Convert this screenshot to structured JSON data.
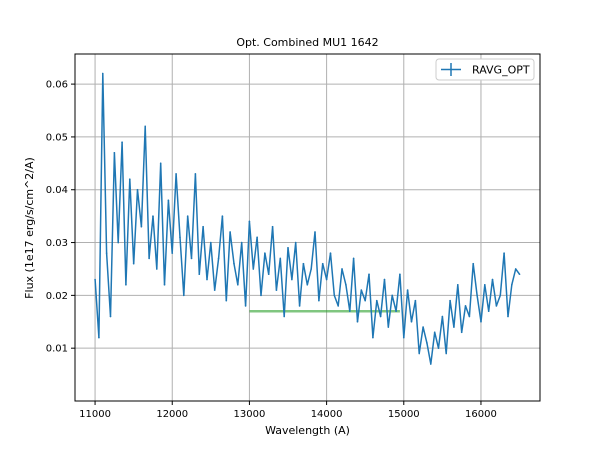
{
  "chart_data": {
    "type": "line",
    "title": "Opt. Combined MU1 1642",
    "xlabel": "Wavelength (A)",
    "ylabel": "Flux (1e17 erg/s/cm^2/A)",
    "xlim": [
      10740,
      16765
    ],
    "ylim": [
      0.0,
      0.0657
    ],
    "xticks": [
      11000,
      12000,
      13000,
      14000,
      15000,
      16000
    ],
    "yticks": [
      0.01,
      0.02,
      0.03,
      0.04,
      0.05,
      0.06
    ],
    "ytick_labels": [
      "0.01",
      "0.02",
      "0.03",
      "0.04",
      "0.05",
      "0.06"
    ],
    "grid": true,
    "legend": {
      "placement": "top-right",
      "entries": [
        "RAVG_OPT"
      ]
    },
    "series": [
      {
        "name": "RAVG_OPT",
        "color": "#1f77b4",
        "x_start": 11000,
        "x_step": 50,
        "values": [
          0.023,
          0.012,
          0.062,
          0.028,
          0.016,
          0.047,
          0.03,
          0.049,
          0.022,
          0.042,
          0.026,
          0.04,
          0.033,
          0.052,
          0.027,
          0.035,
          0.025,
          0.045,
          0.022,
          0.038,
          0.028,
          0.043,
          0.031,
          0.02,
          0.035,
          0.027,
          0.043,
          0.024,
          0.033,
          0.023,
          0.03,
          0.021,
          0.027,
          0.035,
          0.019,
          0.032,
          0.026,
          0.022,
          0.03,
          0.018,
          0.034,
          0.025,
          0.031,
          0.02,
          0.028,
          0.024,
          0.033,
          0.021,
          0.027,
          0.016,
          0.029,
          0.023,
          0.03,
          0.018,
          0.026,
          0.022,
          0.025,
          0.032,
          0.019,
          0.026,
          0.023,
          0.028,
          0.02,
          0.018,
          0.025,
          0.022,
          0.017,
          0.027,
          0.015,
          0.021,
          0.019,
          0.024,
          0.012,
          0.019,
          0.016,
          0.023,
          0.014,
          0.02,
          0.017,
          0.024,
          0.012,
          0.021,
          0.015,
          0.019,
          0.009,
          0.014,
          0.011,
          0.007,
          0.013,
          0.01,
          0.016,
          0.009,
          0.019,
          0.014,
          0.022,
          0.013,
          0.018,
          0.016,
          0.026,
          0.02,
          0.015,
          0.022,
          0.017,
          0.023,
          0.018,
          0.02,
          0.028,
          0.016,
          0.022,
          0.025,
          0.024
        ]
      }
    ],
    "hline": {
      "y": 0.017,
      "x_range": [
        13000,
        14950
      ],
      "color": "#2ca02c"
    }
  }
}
____
Work required: Leave out the pictures and repeat everything else in the records exactly.

Solution to this problem:
Convert this screenshot to structured JSON data.
{
  "chart_data": {
    "type": "line",
    "title": "Opt. Combined MU1 1642",
    "xlabel": "Wavelength (A)",
    "ylabel": "Flux (1e17 erg/s/cm^2/A)",
    "xlim": [
      10740,
      16765
    ],
    "ylim": [
      0.0,
      0.0657
    ],
    "xticks": [
      11000,
      12000,
      13000,
      14000,
      15000,
      16000
    ],
    "yticks": [
      0.01,
      0.02,
      0.03,
      0.04,
      0.05,
      0.06
    ],
    "ytick_labels": [
      "0.01",
      "0.02",
      "0.03",
      "0.04",
      "0.05",
      "0.06"
    ],
    "grid": true,
    "legend": {
      "placement": "top-right",
      "entries": [
        "RAVG_OPT"
      ]
    },
    "series": [
      {
        "name": "RAVG_OPT",
        "color": "#1f77b4",
        "x_start": 11000,
        "x_step": 50,
        "values": [
          0.023,
          0.012,
          0.062,
          0.028,
          0.016,
          0.047,
          0.03,
          0.049,
          0.022,
          0.042,
          0.026,
          0.04,
          0.033,
          0.052,
          0.027,
          0.035,
          0.025,
          0.045,
          0.022,
          0.038,
          0.028,
          0.043,
          0.031,
          0.02,
          0.035,
          0.027,
          0.043,
          0.024,
          0.033,
          0.023,
          0.03,
          0.021,
          0.027,
          0.035,
          0.019,
          0.032,
          0.026,
          0.022,
          0.03,
          0.018,
          0.034,
          0.025,
          0.031,
          0.02,
          0.028,
          0.024,
          0.033,
          0.021,
          0.027,
          0.016,
          0.029,
          0.023,
          0.03,
          0.018,
          0.026,
          0.022,
          0.025,
          0.032,
          0.019,
          0.026,
          0.023,
          0.028,
          0.02,
          0.018,
          0.025,
          0.022,
          0.017,
          0.027,
          0.015,
          0.021,
          0.019,
          0.024,
          0.012,
          0.019,
          0.016,
          0.023,
          0.014,
          0.02,
          0.017,
          0.024,
          0.012,
          0.021,
          0.015,
          0.019,
          0.009,
          0.014,
          0.011,
          0.007,
          0.013,
          0.01,
          0.016,
          0.009,
          0.019,
          0.014,
          0.022,
          0.013,
          0.018,
          0.016,
          0.026,
          0.02,
          0.015,
          0.022,
          0.017,
          0.023,
          0.018,
          0.02,
          0.028,
          0.016,
          0.022,
          0.025,
          0.024
        ]
      }
    ],
    "hline": {
      "y": 0.017,
      "x_range": [
        13000,
        14950
      ],
      "color": "#2ca02c"
    }
  }
}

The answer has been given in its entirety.